**Aim of the exercise**
Below are some records; each one is to be set down again exactly.

(Saved data entries)
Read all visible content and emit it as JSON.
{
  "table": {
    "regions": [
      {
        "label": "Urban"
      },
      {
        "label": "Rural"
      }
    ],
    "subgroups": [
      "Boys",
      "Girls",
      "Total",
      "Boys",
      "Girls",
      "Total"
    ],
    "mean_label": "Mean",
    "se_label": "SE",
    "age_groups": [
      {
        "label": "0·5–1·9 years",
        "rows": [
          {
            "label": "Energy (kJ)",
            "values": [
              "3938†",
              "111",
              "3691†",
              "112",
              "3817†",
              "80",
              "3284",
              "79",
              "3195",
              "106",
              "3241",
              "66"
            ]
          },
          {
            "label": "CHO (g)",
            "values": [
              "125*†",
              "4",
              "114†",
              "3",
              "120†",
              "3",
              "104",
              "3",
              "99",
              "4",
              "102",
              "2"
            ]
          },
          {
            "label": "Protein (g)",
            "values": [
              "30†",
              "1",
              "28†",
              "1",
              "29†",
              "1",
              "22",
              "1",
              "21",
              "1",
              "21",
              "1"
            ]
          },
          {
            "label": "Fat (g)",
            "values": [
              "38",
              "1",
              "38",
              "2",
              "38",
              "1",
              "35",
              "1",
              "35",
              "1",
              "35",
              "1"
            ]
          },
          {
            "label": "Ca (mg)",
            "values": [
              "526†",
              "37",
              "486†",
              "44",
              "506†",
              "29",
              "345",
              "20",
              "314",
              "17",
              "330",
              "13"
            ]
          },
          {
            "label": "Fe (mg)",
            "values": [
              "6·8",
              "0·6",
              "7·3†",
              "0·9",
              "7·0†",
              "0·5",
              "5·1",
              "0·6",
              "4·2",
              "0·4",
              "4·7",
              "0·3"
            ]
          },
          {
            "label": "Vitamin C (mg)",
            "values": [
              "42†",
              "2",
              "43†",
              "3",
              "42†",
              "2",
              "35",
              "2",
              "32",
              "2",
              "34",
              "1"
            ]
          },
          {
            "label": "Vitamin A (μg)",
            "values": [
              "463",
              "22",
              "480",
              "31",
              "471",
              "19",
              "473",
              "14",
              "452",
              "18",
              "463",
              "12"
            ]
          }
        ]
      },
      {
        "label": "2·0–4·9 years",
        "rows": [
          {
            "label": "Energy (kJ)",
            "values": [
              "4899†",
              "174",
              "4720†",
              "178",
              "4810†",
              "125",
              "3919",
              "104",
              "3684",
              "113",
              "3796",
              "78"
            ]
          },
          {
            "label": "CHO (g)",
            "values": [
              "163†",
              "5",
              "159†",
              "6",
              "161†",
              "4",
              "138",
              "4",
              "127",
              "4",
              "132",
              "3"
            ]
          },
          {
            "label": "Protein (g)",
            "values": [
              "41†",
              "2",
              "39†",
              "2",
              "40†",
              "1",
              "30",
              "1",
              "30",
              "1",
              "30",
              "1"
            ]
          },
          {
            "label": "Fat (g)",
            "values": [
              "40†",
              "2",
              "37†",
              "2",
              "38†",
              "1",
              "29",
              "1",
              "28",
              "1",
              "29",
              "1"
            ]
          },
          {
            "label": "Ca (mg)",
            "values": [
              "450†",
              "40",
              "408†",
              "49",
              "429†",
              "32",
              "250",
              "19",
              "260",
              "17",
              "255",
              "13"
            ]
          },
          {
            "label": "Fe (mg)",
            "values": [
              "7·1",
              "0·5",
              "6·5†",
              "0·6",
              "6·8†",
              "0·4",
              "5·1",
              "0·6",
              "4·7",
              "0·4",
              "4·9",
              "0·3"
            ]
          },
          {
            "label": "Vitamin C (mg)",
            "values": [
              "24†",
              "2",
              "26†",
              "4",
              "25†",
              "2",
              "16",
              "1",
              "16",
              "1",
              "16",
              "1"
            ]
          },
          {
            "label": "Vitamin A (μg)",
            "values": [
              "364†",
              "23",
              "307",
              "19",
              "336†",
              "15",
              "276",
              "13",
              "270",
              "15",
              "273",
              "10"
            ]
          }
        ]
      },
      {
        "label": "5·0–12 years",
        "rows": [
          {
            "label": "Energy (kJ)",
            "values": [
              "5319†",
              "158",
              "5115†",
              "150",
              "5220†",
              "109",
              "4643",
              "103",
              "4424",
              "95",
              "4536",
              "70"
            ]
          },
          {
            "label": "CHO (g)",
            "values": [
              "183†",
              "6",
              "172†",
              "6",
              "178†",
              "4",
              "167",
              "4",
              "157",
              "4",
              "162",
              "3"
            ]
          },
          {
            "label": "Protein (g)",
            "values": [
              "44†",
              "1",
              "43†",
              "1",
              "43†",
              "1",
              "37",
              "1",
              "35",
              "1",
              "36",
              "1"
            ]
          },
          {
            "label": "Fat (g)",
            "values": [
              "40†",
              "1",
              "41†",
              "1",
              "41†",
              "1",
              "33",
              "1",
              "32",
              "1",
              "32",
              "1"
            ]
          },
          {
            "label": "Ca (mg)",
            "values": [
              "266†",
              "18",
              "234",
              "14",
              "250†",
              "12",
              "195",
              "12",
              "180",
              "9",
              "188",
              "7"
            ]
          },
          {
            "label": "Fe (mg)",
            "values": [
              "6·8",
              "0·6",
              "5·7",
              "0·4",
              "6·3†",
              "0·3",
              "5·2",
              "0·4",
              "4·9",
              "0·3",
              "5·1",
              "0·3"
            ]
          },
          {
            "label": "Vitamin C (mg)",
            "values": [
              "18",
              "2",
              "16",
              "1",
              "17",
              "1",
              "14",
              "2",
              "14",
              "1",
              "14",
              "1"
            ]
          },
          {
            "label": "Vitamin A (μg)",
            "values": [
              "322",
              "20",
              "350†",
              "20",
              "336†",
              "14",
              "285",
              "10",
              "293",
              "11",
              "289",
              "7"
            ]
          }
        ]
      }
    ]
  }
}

**Problem solution**
Read all visible content and emit it as JSON.
{
  "table": {
    "regions": [
      {
        "label": "Urban"
      },
      {
        "label": "Rural"
      }
    ],
    "subgroups": [
      "Boys",
      "Girls",
      "Total",
      "Boys",
      "Girls",
      "Total"
    ],
    "mean_label": "Mean",
    "se_label": "SE",
    "age_groups": [
      {
        "label": "0·5–1·9 years",
        "rows": [
          {
            "label": "Energy (kJ)",
            "values": [
              "3938†",
              "111",
              "3691†",
              "112",
              "3817†",
              "80",
              "3284",
              "79",
              "3195",
              "106",
              "3241",
              "66"
            ]
          },
          {
            "label": "CHO (g)",
            "values": [
              "125*†",
              "4",
              "114†",
              "3",
              "120†",
              "3",
              "104",
              "3",
              "99",
              "4",
              "102",
              "2"
            ]
          },
          {
            "label": "Protein (g)",
            "values": [
              "30†",
              "1",
              "28†",
              "1",
              "29†",
              "1",
              "22",
              "1",
              "21",
              "1",
              "21",
              "1"
            ]
          },
          {
            "label": "Fat (g)",
            "values": [
              "38",
              "1",
              "38",
              "2",
              "38",
              "1",
              "35",
              "1",
              "35",
              "1",
              "35",
              "1"
            ]
          },
          {
            "label": "Ca (mg)",
            "values": [
              "526†",
              "37",
              "486†",
              "44",
              "506†",
              "29",
              "345",
              "20",
              "314",
              "17",
              "330",
              "13"
            ]
          },
          {
            "label": "Fe (mg)",
            "values": [
              "6·8",
              "0·6",
              "7·3†",
              "0·9",
              "7·0†",
              "0·5",
              "5·1",
              "0·6",
              "4·2",
              "0·4",
              "4·7",
              "0·3"
            ]
          },
          {
            "label": "Vitamin C (mg)",
            "values": [
              "42†",
              "2",
              "43†",
              "3",
              "42†",
              "2",
              "35",
              "2",
              "32",
              "2",
              "34",
              "1"
            ]
          },
          {
            "label": "Vitamin A (μg)",
            "values": [
              "463",
              "22",
              "480",
              "31",
              "471",
              "19",
              "473",
              "14",
              "452",
              "18",
              "463",
              "12"
            ]
          }
        ]
      },
      {
        "label": "2·0–4·9 years",
        "rows": [
          {
            "label": "Energy (kJ)",
            "values": [
              "4899†",
              "174",
              "4720†",
              "178",
              "4810†",
              "125",
              "3919",
              "104",
              "3684",
              "113",
              "3796",
              "78"
            ]
          },
          {
            "label": "CHO (g)",
            "values": [
              "163†",
              "5",
              "159†",
              "6",
              "161†",
              "4",
              "138",
              "4",
              "127",
              "4",
              "132",
              "3"
            ]
          },
          {
            "label": "Protein (g)",
            "values": [
              "41†",
              "2",
              "39†",
              "2",
              "40†",
              "1",
              "30",
              "1",
              "30",
              "1",
              "30",
              "1"
            ]
          },
          {
            "label": "Fat (g)",
            "values": [
              "40†",
              "2",
              "37†",
              "2",
              "38†",
              "1",
              "29",
              "1",
              "28",
              "1",
              "29",
              "1"
            ]
          },
          {
            "label": "Ca (mg)",
            "values": [
              "450†",
              "40",
              "408†",
              "49",
              "429†",
              "32",
              "250",
              "19",
              "260",
              "17",
              "255",
              "13"
            ]
          },
          {
            "label": "Fe (mg)",
            "values": [
              "7·1",
              "0·5",
              "6·5†",
              "0·6",
              "6·8†",
              "0·4",
              "5·1",
              "0·6",
              "4·7",
              "0·4",
              "4·9",
              "0·3"
            ]
          },
          {
            "label": "Vitamin C (mg)",
            "values": [
              "24†",
              "2",
              "26†",
              "4",
              "25†",
              "2",
              "16",
              "1",
              "16",
              "1",
              "16",
              "1"
            ]
          },
          {
            "label": "Vitamin A (μg)",
            "values": [
              "364†",
              "23",
              "307",
              "19",
              "336†",
              "15",
              "276",
              "13",
              "270",
              "15",
              "273",
              "10"
            ]
          }
        ]
      },
      {
        "label": "5·0–12 years",
        "rows": [
          {
            "label": "Energy (kJ)",
            "values": [
              "5319†",
              "158",
              "5115†",
              "150",
              "5220†",
              "109",
              "4643",
              "103",
              "4424",
              "95",
              "4536",
              "70"
            ]
          },
          {
            "label": "CHO (g)",
            "values": [
              "183†",
              "6",
              "172†",
              "6",
              "178†",
              "4",
              "167",
              "4",
              "157",
              "4",
              "162",
              "3"
            ]
          },
          {
            "label": "Protein (g)",
            "values": [
              "44†",
              "1",
              "43†",
              "1",
              "43†",
              "1",
              "37",
              "1",
              "35",
              "1",
              "36",
              "1"
            ]
          },
          {
            "label": "Fat (g)",
            "values": [
              "40†",
              "1",
              "41†",
              "1",
              "41†",
              "1",
              "33",
              "1",
              "32",
              "1",
              "32",
              "1"
            ]
          },
          {
            "label": "Ca (mg)",
            "values": [
              "266†",
              "18",
              "234",
              "14",
              "250†",
              "12",
              "195",
              "12",
              "180",
              "9",
              "188",
              "7"
            ]
          },
          {
            "label": "Fe (mg)",
            "values": [
              "6·8",
              "0·6",
              "5·7",
              "0·4",
              "6·3†",
              "0·3",
              "5·2",
              "0·4",
              "4·9",
              "0·3",
              "5·1",
              "0·3"
            ]
          },
          {
            "label": "Vitamin C (mg)",
            "values": [
              "18",
              "2",
              "16",
              "1",
              "17",
              "1",
              "14",
              "2",
              "14",
              "1",
              "14",
              "1"
            ]
          },
          {
            "label": "Vitamin A (μg)",
            "values": [
              "322",
              "20",
              "350†",
              "20",
              "336†",
              "14",
              "285",
              "10",
              "293",
              "11",
              "289",
              "7"
            ]
          }
        ]
      }
    ]
  }
}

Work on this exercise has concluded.